* SHORT EXERCISE
Do not include the pictures; repeat the rest of the data exactly.

Extracted data entries:
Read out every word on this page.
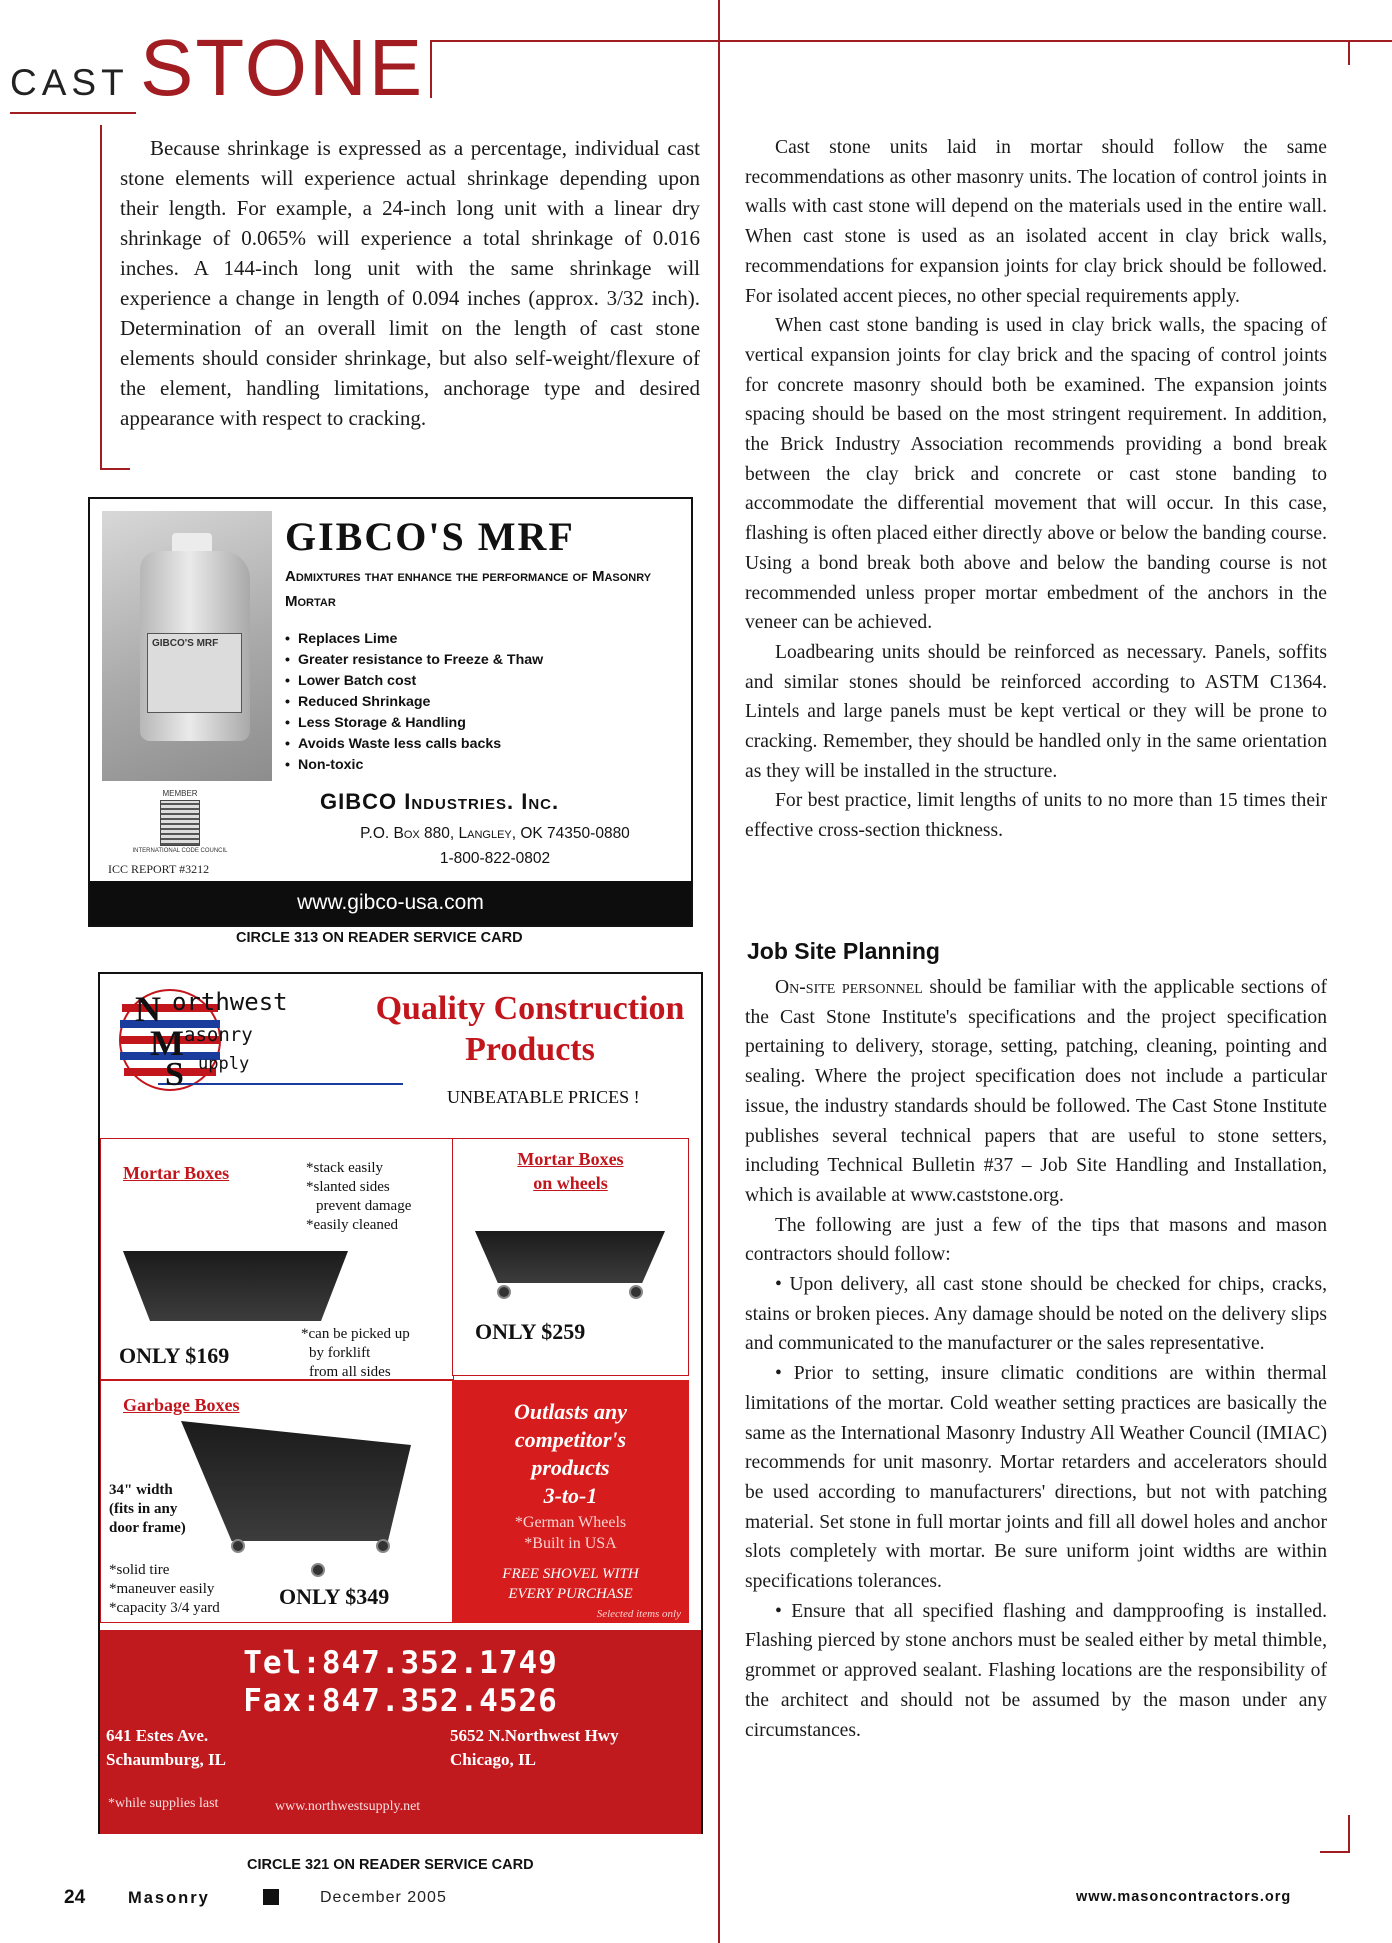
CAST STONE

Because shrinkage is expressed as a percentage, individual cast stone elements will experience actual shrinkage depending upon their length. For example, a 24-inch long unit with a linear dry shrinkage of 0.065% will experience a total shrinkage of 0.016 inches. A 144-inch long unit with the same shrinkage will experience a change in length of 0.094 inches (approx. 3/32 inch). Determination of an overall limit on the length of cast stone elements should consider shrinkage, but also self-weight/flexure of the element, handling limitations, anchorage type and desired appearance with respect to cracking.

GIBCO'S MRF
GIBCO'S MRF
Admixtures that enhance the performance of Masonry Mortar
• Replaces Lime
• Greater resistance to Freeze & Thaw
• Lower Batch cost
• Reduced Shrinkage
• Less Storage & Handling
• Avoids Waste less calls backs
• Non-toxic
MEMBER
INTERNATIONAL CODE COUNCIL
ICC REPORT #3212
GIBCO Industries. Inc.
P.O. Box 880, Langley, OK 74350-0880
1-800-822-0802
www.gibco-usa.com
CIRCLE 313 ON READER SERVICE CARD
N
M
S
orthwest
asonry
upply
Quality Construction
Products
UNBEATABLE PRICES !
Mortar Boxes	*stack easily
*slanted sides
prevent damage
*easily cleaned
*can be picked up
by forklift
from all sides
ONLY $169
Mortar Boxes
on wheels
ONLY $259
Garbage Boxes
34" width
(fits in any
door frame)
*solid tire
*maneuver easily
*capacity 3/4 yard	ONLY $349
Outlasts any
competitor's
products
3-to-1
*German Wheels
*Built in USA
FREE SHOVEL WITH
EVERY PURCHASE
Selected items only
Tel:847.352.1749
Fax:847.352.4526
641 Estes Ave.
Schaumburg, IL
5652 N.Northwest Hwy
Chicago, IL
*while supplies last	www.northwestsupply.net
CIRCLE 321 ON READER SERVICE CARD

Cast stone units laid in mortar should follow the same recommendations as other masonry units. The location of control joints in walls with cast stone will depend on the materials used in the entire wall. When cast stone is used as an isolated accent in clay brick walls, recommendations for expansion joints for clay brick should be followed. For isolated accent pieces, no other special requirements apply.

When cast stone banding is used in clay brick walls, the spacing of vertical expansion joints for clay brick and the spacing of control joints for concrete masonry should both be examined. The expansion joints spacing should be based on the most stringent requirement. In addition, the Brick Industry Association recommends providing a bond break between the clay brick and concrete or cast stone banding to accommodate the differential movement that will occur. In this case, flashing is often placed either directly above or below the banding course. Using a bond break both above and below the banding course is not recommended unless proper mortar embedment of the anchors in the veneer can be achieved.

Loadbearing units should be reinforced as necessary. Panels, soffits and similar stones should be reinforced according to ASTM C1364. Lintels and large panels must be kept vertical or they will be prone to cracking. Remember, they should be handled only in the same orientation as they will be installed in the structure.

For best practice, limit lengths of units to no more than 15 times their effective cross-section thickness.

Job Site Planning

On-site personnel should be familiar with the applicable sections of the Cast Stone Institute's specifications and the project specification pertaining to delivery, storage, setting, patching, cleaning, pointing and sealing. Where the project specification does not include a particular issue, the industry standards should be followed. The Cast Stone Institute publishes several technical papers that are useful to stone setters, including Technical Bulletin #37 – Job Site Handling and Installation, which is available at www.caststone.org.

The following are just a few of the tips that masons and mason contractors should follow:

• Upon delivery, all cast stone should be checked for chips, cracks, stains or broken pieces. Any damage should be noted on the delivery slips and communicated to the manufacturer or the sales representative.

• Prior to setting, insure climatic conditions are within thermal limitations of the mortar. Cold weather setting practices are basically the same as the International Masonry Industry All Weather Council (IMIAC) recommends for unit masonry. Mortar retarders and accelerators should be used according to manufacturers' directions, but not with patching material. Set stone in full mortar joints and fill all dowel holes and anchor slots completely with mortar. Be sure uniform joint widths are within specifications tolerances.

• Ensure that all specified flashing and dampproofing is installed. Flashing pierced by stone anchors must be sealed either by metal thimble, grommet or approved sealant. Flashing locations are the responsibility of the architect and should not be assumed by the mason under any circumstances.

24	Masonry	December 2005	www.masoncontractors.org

* TASK OUTPUT
Read out every word on this page.
CAST STONE

Because shrinkage is expressed as a percentage, individual cast stone elements will experience actual shrinkage depending upon their length. For example, a 24-inch long unit with a linear dry shrinkage of 0.065% will experience a total shrinkage of 0.016 inches. A 144-inch long unit with the same shrinkage will experience a change in length of 0.094 inches (approx. 3/32 inch). Determination of an overall limit on the length of cast stone elements should consider shrinkage, but also self-weight/flexure of the element, handling limitations, anchorage type and desired appearance with respect to cracking.

GIBCO'S MRF
GIBCO'S MRF
Admixtures that enhance the performance of Masonry Mortar
• Replaces Lime
• Greater resistance to Freeze & Thaw
• Lower Batch cost
• Reduced Shrinkage
• Less Storage & Handling
• Avoids Waste less calls backs
• Non-toxic
MEMBER
INTERNATIONAL CODE COUNCIL
ICC REPORT #3212
GIBCO Industries. Inc.
P.O. Box 880, Langley, OK 74350-0880
1-800-822-0802
www.gibco-usa.com
CIRCLE 313 ON READER SERVICE CARD
N
M
S
orthwest
asonry
upply
Quality Construction
Products
UNBEATABLE PRICES !
Mortar Boxes	*stack easily
*slanted sides
prevent damage
*easily cleaned
*can be picked up
by forklift
from all sides
ONLY $169
Mortar Boxes
on wheels
ONLY $259
Garbage Boxes
34" width
(fits in any
door frame)
*solid tire
*maneuver easily
*capacity 3/4 yard	ONLY $349
Outlasts any
competitor's
products
3-to-1
*German Wheels
*Built in USA
FREE SHOVEL WITH
EVERY PURCHASE
Selected items only
Tel:847.352.1749
Fax:847.352.4526
641 Estes Ave.
Schaumburg, IL
5652 N.Northwest Hwy
Chicago, IL
*while supplies last	www.northwestsupply.net
CIRCLE 321 ON READER SERVICE CARD

Cast stone units laid in mortar should follow the same recommendations as other masonry units. The location of control joints in walls with cast stone will depend on the materials used in the entire wall. When cast stone is used as an isolated accent in clay brick walls, recommendations for expansion joints for clay brick should be followed. For isolated accent pieces, no other special requirements apply.

When cast stone banding is used in clay brick walls, the spacing of vertical expansion joints for clay brick and the spacing of control joints for concrete masonry should both be examined. The expansion joints spacing should be based on the most stringent requirement. In addition, the Brick Industry Association recommends providing a bond break between the clay brick and concrete or cast stone banding to accommodate the differential movement that will occur. In this case, flashing is often placed either directly above or below the banding course. Using a bond break both above and below the banding course is not recommended unless proper mortar embedment of the anchors in the veneer can be achieved.

Loadbearing units should be reinforced as necessary. Panels, soffits and similar stones should be reinforced according to ASTM C1364. Lintels and large panels must be kept vertical or they will be prone to cracking. Remember, they should be handled only in the same orientation as they will be installed in the structure.

For best practice, limit lengths of units to no more than 15 times their effective cross-section thickness.

Job Site Planning

On-site personnel should be familiar with the applicable sections of the Cast Stone Institute's specifications and the project specification pertaining to delivery, storage, setting, patching, cleaning, pointing and sealing. Where the project specification does not include a particular issue, the industry standards should be followed. The Cast Stone Institute publishes several technical papers that are useful to stone setters, including Technical Bulletin #37 – Job Site Handling and Installation, which is available at www.caststone.org.

The following are just a few of the tips that masons and mason contractors should follow:

• Upon delivery, all cast stone should be checked for chips, cracks, stains or broken pieces. Any damage should be noted on the delivery slips and communicated to the manufacturer or the sales representative.

• Prior to setting, insure climatic conditions are within thermal limitations of the mortar. Cold weather setting practices are basically the same as the International Masonry Industry All Weather Council (IMIAC) recommends for unit masonry. Mortar retarders and accelerators should be used according to manufacturers' directions, but not with patching material. Set stone in full mortar joints and fill all dowel holes and anchor slots completely with mortar. Be sure uniform joint widths are within specifications tolerances.

• Ensure that all specified flashing and dampproofing is installed. Flashing pierced by stone anchors must be sealed either by metal thimble, grommet or approved sealant. Flashing locations are the responsibility of the architect and should not be assumed by the mason under any circumstances.

24	Masonry	December 2005	www.masoncontractors.org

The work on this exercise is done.